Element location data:
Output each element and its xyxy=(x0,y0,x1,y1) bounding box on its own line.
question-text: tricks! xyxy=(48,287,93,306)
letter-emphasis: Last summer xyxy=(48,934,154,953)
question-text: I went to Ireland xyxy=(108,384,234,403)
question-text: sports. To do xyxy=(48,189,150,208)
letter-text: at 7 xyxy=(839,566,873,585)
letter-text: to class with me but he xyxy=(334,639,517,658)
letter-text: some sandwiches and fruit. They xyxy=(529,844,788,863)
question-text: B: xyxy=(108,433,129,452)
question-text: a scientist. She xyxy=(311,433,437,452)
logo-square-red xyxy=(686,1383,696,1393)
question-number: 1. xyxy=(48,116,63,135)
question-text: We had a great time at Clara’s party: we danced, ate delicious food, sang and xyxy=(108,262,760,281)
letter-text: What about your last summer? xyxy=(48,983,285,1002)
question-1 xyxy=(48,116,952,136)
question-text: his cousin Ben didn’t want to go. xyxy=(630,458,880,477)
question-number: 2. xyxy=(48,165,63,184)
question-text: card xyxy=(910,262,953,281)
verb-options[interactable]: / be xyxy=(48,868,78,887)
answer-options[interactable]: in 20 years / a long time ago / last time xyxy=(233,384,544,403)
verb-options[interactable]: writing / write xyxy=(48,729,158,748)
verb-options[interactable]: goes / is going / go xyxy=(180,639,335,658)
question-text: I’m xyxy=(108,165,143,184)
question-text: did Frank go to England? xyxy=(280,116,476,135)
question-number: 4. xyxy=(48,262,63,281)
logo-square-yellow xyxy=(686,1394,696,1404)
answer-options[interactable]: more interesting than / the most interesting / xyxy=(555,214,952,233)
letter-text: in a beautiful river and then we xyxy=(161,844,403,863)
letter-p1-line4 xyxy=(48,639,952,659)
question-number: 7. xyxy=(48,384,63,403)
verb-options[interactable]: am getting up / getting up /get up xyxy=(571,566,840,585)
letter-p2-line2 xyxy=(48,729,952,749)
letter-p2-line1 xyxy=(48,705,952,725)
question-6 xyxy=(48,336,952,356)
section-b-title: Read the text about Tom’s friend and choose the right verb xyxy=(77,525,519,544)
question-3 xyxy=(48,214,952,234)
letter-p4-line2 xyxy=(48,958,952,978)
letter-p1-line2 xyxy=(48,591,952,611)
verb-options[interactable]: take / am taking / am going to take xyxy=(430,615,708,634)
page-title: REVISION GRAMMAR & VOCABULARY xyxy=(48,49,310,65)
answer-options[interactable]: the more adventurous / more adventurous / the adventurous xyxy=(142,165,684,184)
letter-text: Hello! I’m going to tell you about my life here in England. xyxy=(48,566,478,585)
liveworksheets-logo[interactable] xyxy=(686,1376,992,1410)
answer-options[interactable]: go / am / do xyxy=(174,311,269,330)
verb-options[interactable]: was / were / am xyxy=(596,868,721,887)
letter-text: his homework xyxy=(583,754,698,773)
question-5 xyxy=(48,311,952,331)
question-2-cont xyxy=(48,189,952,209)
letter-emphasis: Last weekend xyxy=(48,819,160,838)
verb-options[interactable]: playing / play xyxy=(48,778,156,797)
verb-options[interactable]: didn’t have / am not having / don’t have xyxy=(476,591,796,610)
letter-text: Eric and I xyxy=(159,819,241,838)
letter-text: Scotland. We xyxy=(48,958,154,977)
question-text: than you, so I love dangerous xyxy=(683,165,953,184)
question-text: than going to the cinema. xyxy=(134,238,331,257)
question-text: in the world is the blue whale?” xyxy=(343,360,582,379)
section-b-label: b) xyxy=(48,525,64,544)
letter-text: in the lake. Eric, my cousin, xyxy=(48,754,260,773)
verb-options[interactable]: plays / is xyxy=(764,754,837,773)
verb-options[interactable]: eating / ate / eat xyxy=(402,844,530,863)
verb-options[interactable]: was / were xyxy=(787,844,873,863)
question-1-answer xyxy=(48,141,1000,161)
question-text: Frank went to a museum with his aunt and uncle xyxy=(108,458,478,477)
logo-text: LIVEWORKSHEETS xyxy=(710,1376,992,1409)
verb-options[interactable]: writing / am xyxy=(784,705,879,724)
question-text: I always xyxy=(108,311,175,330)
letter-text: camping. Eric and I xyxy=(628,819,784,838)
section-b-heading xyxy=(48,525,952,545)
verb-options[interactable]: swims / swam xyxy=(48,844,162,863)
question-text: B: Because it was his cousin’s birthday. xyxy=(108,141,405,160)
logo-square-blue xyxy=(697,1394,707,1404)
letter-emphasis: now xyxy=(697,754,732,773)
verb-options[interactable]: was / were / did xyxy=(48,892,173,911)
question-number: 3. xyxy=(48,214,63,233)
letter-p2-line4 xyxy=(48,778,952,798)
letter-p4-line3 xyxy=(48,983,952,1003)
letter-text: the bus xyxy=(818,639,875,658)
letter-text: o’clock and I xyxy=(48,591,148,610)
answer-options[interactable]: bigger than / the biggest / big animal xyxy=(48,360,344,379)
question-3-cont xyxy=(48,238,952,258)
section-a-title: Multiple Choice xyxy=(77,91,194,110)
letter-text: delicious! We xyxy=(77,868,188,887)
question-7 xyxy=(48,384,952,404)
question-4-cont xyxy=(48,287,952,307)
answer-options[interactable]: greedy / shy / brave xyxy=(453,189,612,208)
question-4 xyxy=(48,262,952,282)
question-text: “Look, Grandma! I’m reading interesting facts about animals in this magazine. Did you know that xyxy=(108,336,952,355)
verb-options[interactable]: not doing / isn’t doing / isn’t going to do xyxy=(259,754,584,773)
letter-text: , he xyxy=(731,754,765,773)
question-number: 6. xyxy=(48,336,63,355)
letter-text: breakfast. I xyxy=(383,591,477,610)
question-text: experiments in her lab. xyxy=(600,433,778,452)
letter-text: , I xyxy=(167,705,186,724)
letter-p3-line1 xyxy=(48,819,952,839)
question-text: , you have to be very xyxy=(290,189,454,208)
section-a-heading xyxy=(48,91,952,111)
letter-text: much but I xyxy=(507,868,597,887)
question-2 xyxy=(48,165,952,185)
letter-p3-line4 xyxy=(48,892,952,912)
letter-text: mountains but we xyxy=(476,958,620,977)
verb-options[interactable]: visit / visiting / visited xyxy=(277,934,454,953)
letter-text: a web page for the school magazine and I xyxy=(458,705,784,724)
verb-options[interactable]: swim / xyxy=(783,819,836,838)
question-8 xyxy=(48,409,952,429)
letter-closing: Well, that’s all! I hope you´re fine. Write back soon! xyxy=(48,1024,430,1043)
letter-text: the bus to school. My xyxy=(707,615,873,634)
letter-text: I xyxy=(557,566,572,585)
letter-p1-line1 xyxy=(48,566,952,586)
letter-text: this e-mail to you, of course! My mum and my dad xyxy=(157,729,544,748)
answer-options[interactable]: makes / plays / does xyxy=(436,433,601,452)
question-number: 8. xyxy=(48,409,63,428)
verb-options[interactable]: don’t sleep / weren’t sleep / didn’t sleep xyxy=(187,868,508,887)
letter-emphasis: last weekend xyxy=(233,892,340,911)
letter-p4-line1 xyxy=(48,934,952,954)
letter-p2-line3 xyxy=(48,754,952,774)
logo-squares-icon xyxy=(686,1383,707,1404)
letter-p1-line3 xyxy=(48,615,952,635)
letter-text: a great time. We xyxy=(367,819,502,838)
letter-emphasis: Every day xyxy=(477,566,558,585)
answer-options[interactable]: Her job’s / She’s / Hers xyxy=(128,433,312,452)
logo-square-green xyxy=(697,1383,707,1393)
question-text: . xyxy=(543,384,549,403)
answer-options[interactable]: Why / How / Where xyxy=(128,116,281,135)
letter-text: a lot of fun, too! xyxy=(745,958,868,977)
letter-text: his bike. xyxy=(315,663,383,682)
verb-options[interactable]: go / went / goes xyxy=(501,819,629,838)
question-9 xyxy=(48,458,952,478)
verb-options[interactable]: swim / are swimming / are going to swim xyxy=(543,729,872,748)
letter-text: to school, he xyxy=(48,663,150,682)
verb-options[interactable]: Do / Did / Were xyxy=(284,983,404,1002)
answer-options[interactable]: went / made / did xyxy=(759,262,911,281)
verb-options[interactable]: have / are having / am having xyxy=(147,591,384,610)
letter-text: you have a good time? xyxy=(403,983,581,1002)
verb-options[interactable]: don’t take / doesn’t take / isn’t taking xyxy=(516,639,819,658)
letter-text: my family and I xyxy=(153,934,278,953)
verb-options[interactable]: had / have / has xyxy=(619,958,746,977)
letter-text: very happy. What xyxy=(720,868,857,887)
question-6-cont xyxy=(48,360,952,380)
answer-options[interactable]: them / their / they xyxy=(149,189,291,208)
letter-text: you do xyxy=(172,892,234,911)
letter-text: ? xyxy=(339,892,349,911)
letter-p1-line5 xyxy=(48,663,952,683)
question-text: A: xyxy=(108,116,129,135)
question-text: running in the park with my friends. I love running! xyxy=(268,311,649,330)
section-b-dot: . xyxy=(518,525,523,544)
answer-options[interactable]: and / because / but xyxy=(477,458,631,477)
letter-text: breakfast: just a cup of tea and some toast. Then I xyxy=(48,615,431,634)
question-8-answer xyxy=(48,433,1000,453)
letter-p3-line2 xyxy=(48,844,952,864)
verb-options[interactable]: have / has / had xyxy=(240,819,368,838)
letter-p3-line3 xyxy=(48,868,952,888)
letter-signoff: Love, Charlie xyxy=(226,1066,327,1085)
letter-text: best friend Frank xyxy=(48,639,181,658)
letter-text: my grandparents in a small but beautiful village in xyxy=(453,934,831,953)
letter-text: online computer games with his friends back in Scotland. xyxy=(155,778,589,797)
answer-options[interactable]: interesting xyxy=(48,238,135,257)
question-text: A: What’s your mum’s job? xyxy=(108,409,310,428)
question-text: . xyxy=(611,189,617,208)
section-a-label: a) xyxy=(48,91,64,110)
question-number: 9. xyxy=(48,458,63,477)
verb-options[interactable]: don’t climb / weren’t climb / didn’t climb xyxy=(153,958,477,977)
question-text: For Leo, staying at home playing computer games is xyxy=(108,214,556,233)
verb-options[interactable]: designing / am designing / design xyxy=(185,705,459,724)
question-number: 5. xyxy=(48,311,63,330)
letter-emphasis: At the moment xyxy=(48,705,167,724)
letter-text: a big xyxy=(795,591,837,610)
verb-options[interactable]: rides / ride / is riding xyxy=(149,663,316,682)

» **Exercise**: Output the entries from the beginning through the line containing "question-text: I went", inclusive, as a JSON list of strings with one string per line and blank lines omitted.

» **Result for this task**:
[
  "Output each element and its xyxy=(x0,y0,x1,y1) bounding box on its own line.",
  "question-text: tricks! xyxy=(48,287,93,306)",
  "letter-emphasis: Last summer xyxy=(48,934,154,953)",
  "question-text: I went to Ireland xyxy=(108,384,234,403)"
]